# Problem:
Render every entry below as a JSON list of strings, one string per line, omitting any blank lines.

(Dataset rows)
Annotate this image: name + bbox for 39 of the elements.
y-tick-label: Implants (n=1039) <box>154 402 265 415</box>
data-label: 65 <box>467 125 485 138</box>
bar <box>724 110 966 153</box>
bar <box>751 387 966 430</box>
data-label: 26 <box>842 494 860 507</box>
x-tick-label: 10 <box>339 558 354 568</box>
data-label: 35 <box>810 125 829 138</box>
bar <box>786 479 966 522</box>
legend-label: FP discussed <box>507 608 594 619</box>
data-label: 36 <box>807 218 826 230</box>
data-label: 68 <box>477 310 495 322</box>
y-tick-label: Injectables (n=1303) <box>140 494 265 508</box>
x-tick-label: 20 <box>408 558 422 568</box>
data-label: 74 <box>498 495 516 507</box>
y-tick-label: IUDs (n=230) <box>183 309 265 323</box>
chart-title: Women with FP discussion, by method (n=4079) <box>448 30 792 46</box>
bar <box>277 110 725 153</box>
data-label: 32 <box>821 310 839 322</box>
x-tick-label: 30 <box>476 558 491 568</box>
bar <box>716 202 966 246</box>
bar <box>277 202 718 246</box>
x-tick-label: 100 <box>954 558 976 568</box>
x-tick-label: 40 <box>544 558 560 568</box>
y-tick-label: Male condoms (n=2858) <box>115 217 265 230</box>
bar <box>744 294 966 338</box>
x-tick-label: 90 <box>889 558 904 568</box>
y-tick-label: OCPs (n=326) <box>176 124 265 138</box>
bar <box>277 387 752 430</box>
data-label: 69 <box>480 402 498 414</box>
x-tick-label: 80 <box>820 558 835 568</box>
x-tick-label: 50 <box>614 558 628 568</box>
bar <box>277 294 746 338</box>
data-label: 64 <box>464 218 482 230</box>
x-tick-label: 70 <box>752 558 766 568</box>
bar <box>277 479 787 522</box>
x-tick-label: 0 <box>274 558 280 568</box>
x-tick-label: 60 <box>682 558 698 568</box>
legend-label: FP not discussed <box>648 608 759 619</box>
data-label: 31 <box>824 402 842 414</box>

# Response:
[
  "Annotate this image: name + bbox for 39 of the elements.",
  "y-tick-label: Implants (n=1039) <box>154 402 265 415</box>",
  "data-label: 65 <box>467 125 485 138</box>",
  "bar <box>724 110 966 153</box>",
  "bar <box>751 387 966 430</box>",
  "data-label: 26 <box>842 494 860 507</box>",
  "x-tick-label: 10 <box>339 558 354 568</box>",
  "data-label: 35 <box>810 125 829 138</box>",
  "bar <box>786 479 966 522</box>",
  "legend-label: FP discussed <box>507 608 594 619</box>",
  "data-label: 36 <box>807 218 826 230</box>",
  "data-label: 68 <box>477 310 495 322</box>",
  "y-tick-label: Injectables (n=1303) <box>140 494 265 508</box>",
  "x-tick-label: 20 <box>408 558 422 568</box>",
  "data-label: 74 <box>498 495 516 507</box>",
  "y-tick-label: IUDs (n=230) <box>183 309 265 323</box>",
  "chart-title: Women with FP discussion, by method (n=4079) <box>448 30 792 46</box>",
  "bar <box>277 110 725 153</box>",
  "data-label: 32 <box>821 310 839 322</box>",
  "x-tick-label: 30 <box>476 558 491 568</box>",
  "bar <box>716 202 966 246</box>",
  "bar <box>277 202 718 246</box>",
  "x-tick-label: 100 <box>954 558 976 568</box>",
  "x-tick-label: 40 <box>544 558 560 568</box>",
  "y-tick-label: Male condoms (n=2858) <box>115 217 265 230</box>",
  "bar <box>744 294 966 338</box>",
  "x-tick-label: 90 <box>889 558 904 568</box>",
  "y-tick-label: OCPs (n=326) <box>176 124 265 138</box>",
  "bar <box>277 387 752 430</box>",
  "data-label: 69 <box>480 402 498 414</box>",
  "x-tick-label: 80 <box>820 558 835 568</box>",
  "x-tick-label: 50 <box>614 558 628 568</box>",
  "bar <box>277 294 746 338</box>",
  "data-label: 64 <box>464 218 482 230</box>",
  "x-tick-label: 70 <box>752 558 766 568</box>",
  "bar <box>277 479 787 522</box>",
  "x-tick-label: 0 <box>274 558 280 568</box>",
  "x-tick-label: 60 <box>682 558 698 568</box>",
  "legend-label: FP not discussed <box>648 608 759 619</box>",
  "data-label: 31 <box>824 402 842 414</box>"
]